▶ _Task brief_
Write down every entry below once more, exactly.

▶ _Input data_

************

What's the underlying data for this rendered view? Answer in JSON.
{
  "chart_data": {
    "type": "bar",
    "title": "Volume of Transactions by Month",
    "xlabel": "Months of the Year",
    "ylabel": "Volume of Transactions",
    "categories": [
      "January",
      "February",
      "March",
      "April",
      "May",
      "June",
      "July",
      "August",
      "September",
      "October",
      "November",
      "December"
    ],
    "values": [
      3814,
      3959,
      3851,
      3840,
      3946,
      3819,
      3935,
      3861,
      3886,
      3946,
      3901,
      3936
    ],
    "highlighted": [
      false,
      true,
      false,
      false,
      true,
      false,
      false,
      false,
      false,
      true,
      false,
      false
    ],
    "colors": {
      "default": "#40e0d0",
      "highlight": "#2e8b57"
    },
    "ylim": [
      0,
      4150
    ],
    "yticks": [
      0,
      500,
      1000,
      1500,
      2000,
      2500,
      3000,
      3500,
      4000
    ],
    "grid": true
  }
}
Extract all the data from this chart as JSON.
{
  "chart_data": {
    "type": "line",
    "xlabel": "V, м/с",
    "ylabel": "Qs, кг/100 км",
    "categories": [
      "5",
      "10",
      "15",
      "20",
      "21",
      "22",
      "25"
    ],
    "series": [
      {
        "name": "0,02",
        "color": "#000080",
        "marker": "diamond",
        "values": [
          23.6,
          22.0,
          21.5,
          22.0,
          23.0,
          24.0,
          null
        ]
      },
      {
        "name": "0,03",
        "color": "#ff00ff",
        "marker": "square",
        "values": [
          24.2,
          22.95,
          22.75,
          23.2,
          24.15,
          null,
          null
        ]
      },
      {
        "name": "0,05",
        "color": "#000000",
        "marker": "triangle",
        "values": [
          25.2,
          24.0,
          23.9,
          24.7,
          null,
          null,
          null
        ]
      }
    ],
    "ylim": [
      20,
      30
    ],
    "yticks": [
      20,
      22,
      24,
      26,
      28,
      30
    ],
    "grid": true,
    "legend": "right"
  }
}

************

▶ _Answer to this task_
What's the underlying data for this rendered view? Answer in JSON.
{
  "chart_data": {
    "type": "bar",
    "title": "Volume of Transactions by Month",
    "xlabel": "Months of the Year",
    "ylabel": "Volume of Transactions",
    "categories": [
      "January",
      "February",
      "March",
      "April",
      "May",
      "June",
      "July",
      "August",
      "September",
      "October",
      "November",
      "December"
    ],
    "values": [
      3814,
      3959,
      3851,
      3840,
      3946,
      3819,
      3935,
      3861,
      3886,
      3946,
      3901,
      3936
    ],
    "highlighted": [
      false,
      true,
      false,
      false,
      true,
      false,
      false,
      false,
      false,
      true,
      false,
      false
    ],
    "colors": {
      "default": "#40e0d0",
      "highlight": "#2e8b57"
    },
    "ylim": [
      0,
      4150
    ],
    "yticks": [
      0,
      500,
      1000,
      1500,
      2000,
      2500,
      3000,
      3500,
      4000
    ],
    "grid": true
  }
}
Extract all the data from this chart as JSON.
{
  "chart_data": {
    "type": "line",
    "xlabel": "V, м/с",
    "ylabel": "Qs, кг/100 км",
    "categories": [
      "5",
      "10",
      "15",
      "20",
      "21",
      "22",
      "25"
    ],
    "series": [
      {
        "name": "0,02",
        "color": "#000080",
        "marker": "diamond",
        "values": [
          23.6,
          22.0,
          21.5,
          22.0,
          23.0,
          24.0,
          null
        ]
      },
      {
        "name": "0,03",
        "color": "#ff00ff",
        "marker": "square",
        "values": [
          24.2,
          22.95,
          22.75,
          23.2,
          24.15,
          null,
          null
        ]
      },
      {
        "name": "0,05",
        "color": "#000000",
        "marker": "triangle",
        "values": [
          25.2,
          24.0,
          23.9,
          24.7,
          null,
          null,
          null
        ]
      }
    ],
    "ylim": [
      20,
      30
    ],
    "yticks": [
      20,
      22,
      24,
      26,
      28,
      30
    ],
    "grid": true,
    "legend": "right"
  }
}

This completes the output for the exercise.